== Information provided ==

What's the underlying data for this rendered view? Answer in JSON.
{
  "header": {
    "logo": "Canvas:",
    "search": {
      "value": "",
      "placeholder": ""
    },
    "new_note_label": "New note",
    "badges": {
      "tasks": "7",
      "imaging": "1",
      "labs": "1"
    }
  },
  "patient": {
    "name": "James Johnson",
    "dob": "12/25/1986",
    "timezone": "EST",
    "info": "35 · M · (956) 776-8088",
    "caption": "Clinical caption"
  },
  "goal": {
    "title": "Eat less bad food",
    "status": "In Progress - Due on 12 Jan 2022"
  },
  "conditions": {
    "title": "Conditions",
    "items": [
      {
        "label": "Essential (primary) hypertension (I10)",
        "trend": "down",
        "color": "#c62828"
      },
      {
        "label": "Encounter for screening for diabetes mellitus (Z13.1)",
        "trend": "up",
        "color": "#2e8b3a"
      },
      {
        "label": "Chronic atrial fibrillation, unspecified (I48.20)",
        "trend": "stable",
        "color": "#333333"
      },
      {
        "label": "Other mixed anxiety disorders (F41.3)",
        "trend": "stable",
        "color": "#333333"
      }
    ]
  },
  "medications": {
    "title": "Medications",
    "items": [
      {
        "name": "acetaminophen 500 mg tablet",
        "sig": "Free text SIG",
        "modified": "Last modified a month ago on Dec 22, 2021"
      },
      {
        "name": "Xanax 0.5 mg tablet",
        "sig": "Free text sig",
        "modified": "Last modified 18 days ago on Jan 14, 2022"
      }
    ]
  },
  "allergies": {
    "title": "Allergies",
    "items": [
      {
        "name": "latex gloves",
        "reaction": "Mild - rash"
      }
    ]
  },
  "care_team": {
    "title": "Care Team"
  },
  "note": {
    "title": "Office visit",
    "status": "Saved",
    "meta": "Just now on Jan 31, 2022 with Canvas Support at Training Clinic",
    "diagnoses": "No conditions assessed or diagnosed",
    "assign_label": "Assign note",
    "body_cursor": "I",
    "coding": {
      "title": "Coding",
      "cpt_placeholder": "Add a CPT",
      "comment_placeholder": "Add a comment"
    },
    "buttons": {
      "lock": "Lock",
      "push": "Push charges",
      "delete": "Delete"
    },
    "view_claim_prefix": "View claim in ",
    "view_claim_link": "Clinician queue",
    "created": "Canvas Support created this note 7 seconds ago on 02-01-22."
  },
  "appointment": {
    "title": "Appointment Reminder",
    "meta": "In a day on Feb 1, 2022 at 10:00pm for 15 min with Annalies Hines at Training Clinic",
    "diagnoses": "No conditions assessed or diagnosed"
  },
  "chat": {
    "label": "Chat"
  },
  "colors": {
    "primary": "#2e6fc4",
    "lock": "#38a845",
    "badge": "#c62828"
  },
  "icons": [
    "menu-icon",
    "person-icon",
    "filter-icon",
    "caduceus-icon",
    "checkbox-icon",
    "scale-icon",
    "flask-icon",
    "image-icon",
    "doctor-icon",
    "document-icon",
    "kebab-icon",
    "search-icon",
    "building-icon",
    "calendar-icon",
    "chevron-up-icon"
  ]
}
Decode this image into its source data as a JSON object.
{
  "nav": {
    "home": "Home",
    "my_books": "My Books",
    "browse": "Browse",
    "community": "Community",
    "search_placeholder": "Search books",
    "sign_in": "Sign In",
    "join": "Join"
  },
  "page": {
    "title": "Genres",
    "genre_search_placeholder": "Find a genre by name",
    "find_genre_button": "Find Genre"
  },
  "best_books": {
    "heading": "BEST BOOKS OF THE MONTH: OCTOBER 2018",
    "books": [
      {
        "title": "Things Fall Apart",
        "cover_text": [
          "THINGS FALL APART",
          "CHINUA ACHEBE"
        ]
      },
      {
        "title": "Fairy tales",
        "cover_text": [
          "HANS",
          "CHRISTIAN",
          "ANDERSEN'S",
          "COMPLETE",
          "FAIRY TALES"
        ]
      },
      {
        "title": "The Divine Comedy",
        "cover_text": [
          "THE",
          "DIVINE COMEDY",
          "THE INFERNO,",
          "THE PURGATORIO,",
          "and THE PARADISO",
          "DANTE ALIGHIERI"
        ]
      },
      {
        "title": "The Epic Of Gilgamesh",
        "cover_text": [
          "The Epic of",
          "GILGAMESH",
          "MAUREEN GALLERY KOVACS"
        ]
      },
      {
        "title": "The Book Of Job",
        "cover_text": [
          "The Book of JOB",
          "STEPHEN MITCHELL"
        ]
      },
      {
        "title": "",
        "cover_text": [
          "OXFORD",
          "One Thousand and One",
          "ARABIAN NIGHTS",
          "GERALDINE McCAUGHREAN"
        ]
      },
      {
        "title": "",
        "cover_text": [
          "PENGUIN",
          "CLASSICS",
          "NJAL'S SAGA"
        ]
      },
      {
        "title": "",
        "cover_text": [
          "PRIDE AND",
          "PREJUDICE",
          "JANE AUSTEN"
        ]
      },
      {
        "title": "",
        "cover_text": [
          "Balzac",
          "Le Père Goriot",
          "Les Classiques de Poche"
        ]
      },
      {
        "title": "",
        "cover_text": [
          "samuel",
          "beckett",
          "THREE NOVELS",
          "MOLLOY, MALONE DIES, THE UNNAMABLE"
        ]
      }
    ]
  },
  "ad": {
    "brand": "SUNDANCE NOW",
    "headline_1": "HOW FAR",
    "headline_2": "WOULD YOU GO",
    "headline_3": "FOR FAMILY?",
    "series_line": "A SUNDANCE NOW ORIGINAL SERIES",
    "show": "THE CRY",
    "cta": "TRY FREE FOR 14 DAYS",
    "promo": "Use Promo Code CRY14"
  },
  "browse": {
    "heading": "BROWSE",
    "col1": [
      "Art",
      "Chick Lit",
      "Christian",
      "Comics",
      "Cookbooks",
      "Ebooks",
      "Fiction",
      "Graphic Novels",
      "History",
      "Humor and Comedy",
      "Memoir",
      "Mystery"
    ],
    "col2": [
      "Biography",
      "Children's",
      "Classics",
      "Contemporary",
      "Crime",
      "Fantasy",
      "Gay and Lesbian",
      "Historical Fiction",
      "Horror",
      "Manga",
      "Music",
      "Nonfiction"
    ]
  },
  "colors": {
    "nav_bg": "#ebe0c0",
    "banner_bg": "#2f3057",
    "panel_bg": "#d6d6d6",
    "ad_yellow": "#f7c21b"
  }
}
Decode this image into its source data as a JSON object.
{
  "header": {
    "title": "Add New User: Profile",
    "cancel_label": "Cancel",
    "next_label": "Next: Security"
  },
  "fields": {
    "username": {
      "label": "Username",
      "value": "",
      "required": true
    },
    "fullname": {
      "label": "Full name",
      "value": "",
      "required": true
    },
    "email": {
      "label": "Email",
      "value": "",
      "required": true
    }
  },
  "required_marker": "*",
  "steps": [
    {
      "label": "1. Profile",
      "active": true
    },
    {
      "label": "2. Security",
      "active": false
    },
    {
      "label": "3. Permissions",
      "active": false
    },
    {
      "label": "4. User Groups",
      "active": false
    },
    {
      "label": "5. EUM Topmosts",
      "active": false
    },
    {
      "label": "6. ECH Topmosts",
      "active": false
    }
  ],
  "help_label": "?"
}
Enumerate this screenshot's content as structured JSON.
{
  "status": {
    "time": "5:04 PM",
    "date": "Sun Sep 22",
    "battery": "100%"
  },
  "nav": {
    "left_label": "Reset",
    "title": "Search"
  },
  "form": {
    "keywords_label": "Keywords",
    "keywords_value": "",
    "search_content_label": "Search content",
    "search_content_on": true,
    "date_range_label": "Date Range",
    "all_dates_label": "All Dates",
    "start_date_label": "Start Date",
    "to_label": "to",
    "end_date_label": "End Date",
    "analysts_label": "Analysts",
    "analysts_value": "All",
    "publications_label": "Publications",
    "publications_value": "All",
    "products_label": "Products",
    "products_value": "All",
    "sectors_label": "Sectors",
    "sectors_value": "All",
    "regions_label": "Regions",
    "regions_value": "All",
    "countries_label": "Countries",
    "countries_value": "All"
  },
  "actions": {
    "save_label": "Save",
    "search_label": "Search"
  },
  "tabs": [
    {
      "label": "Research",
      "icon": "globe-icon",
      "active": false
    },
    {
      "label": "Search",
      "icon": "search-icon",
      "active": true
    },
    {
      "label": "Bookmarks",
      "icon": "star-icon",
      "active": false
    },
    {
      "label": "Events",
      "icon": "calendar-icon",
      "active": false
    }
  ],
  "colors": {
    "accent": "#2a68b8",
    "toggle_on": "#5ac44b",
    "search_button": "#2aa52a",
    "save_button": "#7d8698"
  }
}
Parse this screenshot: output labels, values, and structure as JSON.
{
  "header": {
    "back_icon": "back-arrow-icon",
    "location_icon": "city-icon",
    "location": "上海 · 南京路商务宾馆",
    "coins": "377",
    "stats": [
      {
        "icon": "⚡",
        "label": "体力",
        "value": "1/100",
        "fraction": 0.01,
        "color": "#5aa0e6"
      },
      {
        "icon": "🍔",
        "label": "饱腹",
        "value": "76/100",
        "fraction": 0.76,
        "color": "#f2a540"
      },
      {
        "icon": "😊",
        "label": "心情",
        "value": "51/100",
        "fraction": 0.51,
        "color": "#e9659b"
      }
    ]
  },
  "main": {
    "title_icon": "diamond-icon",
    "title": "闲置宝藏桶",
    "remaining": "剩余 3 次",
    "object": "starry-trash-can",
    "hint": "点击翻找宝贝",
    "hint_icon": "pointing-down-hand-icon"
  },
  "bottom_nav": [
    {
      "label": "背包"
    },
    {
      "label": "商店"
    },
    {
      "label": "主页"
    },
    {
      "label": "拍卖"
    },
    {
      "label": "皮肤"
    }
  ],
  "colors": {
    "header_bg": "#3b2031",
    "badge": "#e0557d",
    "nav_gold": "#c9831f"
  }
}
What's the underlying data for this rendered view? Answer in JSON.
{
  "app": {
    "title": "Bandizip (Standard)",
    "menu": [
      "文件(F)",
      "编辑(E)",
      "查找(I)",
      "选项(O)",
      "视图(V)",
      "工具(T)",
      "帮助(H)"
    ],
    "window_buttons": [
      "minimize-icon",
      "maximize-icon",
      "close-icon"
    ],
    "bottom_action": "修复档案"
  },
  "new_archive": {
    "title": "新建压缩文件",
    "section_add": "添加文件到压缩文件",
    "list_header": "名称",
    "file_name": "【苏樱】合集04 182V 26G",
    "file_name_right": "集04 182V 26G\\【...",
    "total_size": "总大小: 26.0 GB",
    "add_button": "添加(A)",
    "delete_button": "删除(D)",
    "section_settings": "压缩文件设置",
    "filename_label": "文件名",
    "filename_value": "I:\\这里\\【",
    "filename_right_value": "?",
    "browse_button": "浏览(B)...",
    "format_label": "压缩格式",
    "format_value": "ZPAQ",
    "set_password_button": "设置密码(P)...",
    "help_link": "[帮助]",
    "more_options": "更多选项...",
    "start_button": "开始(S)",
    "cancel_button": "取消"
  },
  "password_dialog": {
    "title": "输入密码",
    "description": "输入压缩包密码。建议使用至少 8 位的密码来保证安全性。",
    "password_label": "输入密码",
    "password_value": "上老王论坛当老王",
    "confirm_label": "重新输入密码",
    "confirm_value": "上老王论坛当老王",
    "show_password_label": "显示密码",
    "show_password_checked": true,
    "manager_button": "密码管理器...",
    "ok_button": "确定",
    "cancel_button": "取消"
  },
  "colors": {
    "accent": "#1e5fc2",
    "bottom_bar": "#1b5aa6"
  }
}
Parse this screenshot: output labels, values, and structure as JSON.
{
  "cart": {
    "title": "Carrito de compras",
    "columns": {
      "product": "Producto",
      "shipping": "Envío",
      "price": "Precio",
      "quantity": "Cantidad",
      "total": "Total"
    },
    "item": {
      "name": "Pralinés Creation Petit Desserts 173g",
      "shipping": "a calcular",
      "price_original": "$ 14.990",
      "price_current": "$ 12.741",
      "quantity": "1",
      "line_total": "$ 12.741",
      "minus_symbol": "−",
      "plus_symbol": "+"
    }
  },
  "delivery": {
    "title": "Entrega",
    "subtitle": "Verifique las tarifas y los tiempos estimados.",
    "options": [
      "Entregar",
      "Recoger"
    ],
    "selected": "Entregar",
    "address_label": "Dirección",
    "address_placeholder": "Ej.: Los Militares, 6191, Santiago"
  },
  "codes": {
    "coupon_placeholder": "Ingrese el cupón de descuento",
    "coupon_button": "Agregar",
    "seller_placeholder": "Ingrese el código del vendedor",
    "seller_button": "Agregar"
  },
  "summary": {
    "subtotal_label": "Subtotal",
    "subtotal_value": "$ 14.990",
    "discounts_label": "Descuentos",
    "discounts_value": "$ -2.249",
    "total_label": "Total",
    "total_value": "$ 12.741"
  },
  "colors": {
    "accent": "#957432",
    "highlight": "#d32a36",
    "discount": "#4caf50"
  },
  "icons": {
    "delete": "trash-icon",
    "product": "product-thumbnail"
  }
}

===

▸ Directive
Give only the number of lines in the records that include the word "diagnoses".

▸ Exercise answer
2